=== Goal of the exercise ===
From the entries below, copy every line that holds the word "filled".

=== Recorded data ===

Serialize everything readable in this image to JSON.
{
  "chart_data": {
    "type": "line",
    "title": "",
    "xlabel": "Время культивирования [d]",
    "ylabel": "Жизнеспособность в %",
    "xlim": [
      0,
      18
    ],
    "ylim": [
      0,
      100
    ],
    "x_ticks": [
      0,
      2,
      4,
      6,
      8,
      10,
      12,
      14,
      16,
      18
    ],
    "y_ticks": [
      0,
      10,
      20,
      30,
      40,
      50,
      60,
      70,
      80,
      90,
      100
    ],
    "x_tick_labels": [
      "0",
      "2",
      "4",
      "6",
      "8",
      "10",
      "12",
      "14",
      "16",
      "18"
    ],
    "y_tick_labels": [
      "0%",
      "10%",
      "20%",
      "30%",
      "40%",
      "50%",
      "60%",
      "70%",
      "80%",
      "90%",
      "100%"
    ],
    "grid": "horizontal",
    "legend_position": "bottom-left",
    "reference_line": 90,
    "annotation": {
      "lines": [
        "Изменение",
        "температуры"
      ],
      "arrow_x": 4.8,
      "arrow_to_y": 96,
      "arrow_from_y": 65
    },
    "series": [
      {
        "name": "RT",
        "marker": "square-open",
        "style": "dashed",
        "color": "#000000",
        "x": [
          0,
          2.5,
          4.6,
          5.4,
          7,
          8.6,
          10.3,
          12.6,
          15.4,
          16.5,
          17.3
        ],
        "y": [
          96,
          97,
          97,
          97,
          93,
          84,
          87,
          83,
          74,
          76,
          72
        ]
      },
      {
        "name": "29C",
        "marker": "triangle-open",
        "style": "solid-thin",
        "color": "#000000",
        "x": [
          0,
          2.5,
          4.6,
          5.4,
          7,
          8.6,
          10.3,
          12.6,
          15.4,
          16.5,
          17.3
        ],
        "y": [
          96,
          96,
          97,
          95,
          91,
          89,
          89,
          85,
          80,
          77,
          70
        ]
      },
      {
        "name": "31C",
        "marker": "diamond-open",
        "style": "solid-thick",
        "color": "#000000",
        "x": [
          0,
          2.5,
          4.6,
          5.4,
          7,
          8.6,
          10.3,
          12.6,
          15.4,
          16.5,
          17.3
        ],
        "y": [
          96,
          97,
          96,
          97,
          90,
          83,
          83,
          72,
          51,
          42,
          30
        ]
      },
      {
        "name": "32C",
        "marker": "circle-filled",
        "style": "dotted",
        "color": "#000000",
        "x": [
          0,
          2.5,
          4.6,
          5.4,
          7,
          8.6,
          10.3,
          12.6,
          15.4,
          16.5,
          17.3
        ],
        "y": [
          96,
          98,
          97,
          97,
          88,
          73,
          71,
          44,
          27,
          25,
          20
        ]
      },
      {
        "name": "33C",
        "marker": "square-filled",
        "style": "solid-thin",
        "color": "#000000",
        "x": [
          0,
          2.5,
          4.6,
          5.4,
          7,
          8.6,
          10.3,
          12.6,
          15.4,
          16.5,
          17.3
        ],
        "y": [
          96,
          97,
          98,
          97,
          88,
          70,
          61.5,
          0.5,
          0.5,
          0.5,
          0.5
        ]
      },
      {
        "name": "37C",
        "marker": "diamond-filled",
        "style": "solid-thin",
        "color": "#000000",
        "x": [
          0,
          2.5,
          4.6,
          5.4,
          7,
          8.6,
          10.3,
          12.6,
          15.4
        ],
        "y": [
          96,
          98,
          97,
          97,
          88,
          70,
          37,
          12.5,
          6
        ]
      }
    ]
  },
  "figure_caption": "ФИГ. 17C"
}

===

=== Full output ===
        "marker": "circle-filled",
        "marker": "square-filled",
        "marker": "diamond-filled",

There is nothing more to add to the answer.